Exercise objective: Copy out each line below exactly as it appears.

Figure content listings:
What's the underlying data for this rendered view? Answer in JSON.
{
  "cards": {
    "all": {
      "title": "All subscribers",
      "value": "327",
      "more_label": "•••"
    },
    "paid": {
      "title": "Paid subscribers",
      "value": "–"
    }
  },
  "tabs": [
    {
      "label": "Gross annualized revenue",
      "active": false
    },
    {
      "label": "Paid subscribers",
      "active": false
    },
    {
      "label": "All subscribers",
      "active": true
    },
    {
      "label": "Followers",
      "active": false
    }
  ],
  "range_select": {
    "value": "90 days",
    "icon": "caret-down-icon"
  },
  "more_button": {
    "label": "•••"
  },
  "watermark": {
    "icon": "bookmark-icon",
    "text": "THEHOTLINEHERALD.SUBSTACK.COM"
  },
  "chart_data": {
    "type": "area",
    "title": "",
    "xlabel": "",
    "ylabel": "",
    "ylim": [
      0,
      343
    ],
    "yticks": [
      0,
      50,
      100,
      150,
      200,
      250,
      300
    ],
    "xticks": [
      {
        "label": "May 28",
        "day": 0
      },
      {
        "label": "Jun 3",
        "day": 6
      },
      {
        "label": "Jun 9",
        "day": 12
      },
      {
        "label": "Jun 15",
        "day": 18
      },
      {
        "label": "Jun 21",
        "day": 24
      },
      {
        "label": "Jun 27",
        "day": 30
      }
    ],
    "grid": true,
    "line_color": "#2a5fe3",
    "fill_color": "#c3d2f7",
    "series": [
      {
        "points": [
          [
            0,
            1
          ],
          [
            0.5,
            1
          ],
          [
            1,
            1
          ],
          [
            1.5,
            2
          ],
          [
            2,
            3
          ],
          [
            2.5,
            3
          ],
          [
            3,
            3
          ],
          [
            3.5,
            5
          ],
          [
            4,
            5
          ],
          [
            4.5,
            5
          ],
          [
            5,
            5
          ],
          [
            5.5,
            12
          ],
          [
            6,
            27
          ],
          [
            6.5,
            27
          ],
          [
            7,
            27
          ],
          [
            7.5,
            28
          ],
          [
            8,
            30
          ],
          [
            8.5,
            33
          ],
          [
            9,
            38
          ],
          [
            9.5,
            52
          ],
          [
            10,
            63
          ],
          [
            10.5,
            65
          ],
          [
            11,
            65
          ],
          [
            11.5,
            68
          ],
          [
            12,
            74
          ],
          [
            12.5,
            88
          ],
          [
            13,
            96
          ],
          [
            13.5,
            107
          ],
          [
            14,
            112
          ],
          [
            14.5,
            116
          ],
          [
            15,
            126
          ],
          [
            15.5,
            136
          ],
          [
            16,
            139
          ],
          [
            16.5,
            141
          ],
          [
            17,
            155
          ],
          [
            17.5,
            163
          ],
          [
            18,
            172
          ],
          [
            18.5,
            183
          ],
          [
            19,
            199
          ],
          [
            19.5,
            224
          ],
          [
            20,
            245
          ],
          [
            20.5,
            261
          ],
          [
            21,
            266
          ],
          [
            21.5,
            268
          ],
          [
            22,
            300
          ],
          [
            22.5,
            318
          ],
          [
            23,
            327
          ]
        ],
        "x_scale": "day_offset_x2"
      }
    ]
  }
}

Response to the exercise:
What's the underlying data for this rendered view? Answer in JSON.
{
  "cards": {
    "all": {
      "title": "All subscribers",
      "value": "327",
      "more_label": "•••"
    },
    "paid": {
      "title": "Paid subscribers",
      "value": "–"
    }
  },
  "tabs": [
    {
      "label": "Gross annualized revenue",
      "active": false
    },
    {
      "label": "Paid subscribers",
      "active": false
    },
    {
      "label": "All subscribers",
      "active": true
    },
    {
      "label": "Followers",
      "active": false
    }
  ],
  "range_select": {
    "value": "90 days",
    "icon": "caret-down-icon"
  },
  "more_button": {
    "label": "•••"
  },
  "watermark": {
    "icon": "bookmark-icon",
    "text": "THEHOTLINEHERALD.SUBSTACK.COM"
  },
  "chart_data": {
    "type": "area",
    "title": "",
    "xlabel": "",
    "ylabel": "",
    "ylim": [
      0,
      343
    ],
    "yticks": [
      0,
      50,
      100,
      150,
      200,
      250,
      300
    ],
    "xticks": [
      {
        "label": "May 28",
        "day": 0
      },
      {
        "label": "Jun 3",
        "day": 6
      },
      {
        "label": "Jun 9",
        "day": 12
      },
      {
        "label": "Jun 15",
        "day": 18
      },
      {
        "label": "Jun 21",
        "day": 24
      },
      {
        "label": "Jun 27",
        "day": 30
      }
    ],
    "grid": true,
    "line_color": "#2a5fe3",
    "fill_color": "#c3d2f7",
    "series": [
      {
        "points": [
          [
            0,
            1
          ],
          [
            0.5,
            1
          ],
          [
            1,
            1
          ],
          [
            1.5,
            2
          ],
          [
            2,
            3
          ],
          [
            2.5,
            3
          ],
          [
            3,
            3
          ],
          [
            3.5,
            5
          ],
          [
            4,
            5
          ],
          [
            4.5,
            5
          ],
          [
            5,
            5
          ],
          [
            5.5,
            12
          ],
          [
            6,
            27
          ],
          [
            6.5,
            27
          ],
          [
            7,
            27
          ],
          [
            7.5,
            28
          ],
          [
            8,
            30
          ],
          [
            8.5,
            33
          ],
          [
            9,
            38
          ],
          [
            9.5,
            52
          ],
          [
            10,
            63
          ],
          [
            10.5,
            65
          ],
          [
            11,
            65
          ],
          [
            11.5,
            68
          ],
          [
            12,
            74
          ],
          [
            12.5,
            88
          ],
          [
            13,
            96
          ],
          [
            13.5,
            107
          ],
          [
            14,
            112
          ],
          [
            14.5,
            116
          ],
          [
            15,
            126
          ],
          [
            15.5,
            136
          ],
          [
            16,
            139
          ],
          [
            16.5,
            141
          ],
          [
            17,
            155
          ],
          [
            17.5,
            163
          ],
          [
            18,
            172
          ],
          [
            18.5,
            183
          ],
          [
            19,
            199
          ],
          [
            19.5,
            224
          ],
          [
            20,
            245
          ],
          [
            20.5,
            261
          ],
          [
            21,
            266
          ],
          [
            21.5,
            268
          ],
          [
            22,
            300
          ],
          [
            22.5,
            318
          ],
          [
            23,
            327
          ]
        ],
        "x_scale": "day_offset_x2"
      }
    ]
  }
}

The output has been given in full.